== STATED EXERCISE ==
Set down the records once more, please, exactly and with the pictures left out.

━━━ SUPPLIED ENTRIES ━━━

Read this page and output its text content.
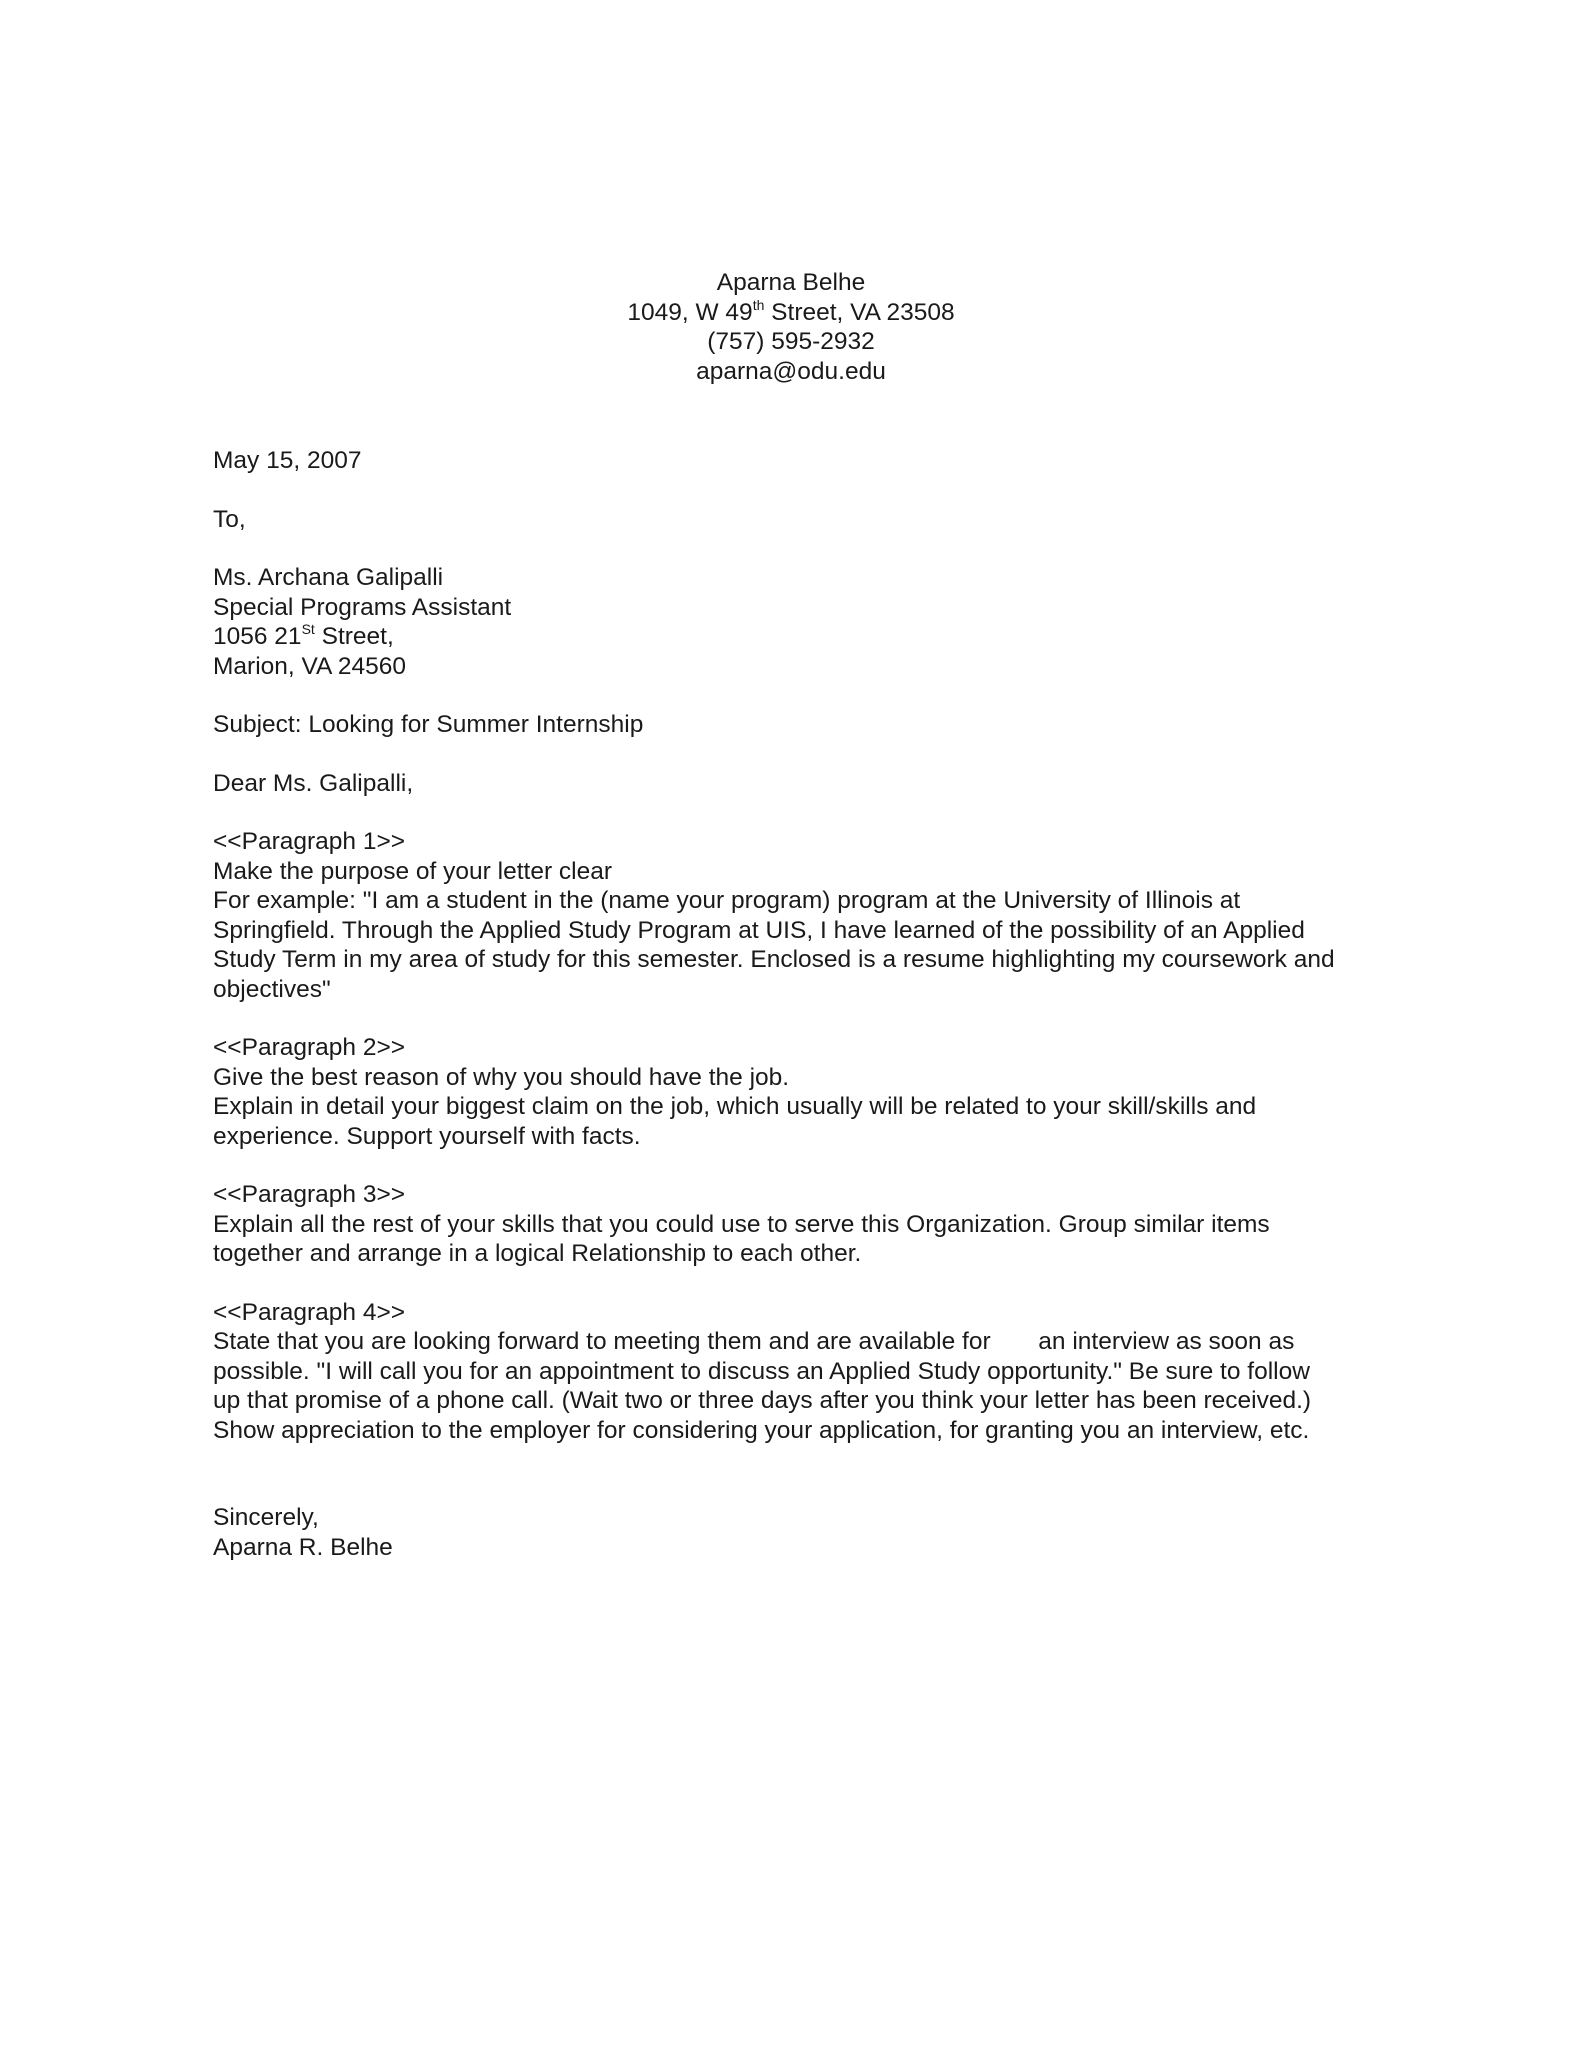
Aparna Belhe
1049, W 49th Street, VA 23508
(757) 595-2932
aparna@odu.edu
May 15, 2007
To,
Ms. Archana Galipalli
Special Programs Assistant
1056 21St Street,
Marion, VA 24560
Subject: Looking for Summer Internship
Dear Ms. Galipalli,
<<Paragraph 1>>
Make the purpose of your letter clear
For example: "I am a student in the (name your program) program at the University of Illinois at
Springfield. Through the Applied Study Program at UIS, I have learned of the possibility of an Applied
Study Term in my area of study for this semester. Enclosed is a resume highlighting my coursework and
objectives"
<<Paragraph 2>>
Give the best reason of why you should have the job.
Explain in detail your biggest claim on the job, which usually will be related to your skill/skills and
experience. Support yourself with facts.
<<Paragraph 3>>
Explain all the rest of your skills that you could use to serve this Organization. Group similar items
together and arrange in a logical Relationship to each other.
<<Paragraph 4>>
State that you are looking forward to meeting them and are available for       an interview as soon as
possible. "I will call you for an appointment to discuss an Applied Study opportunity." Be sure to follow
up that promise of a phone call. (Wait two or three days after you think your letter has been received.)
Show appreciation to the employer for considering your application, for granting you an interview, etc.
Sincerely,
Aparna R. Belhe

━━━

== OUTPUT FOR THIS EXERCISE ==
Read this page and output its text content.
Aparna Belhe
1049, W 49th Street, VA 23508
(757) 595-2932
aparna@odu.edu
May 15, 2007
To,
Ms. Archana Galipalli
Special Programs Assistant
1056 21St Street,
Marion, VA 24560
Subject: Looking for Summer Internship
Dear Ms. Galipalli,
<<Paragraph 1>>
Make the purpose of your letter clear
For example: "I am a student in the (name your program) program at the University of Illinois at
Springfield. Through the Applied Study Program at UIS, I have learned of the possibility of an Applied
Study Term in my area of study for this semester. Enclosed is a resume highlighting my coursework and
objectives"
<<Paragraph 2>>
Give the best reason of why you should have the job.
Explain in detail your biggest claim on the job, which usually will be related to your skill/skills and
experience. Support yourself with facts.
<<Paragraph 3>>
Explain all the rest of your skills that you could use to serve this Organization. Group similar items
together and arrange in a logical Relationship to each other.
<<Paragraph 4>>
State that you are looking forward to meeting them and are available for       an interview as soon as
possible. "I will call you for an appointment to discuss an Applied Study opportunity." Be sure to follow
up that promise of a phone call. (Wait two or three days after you think your letter has been received.)
Show appreciation to the employer for considering your application, for granting you an interview, etc.
Sincerely,
Aparna R. Belhe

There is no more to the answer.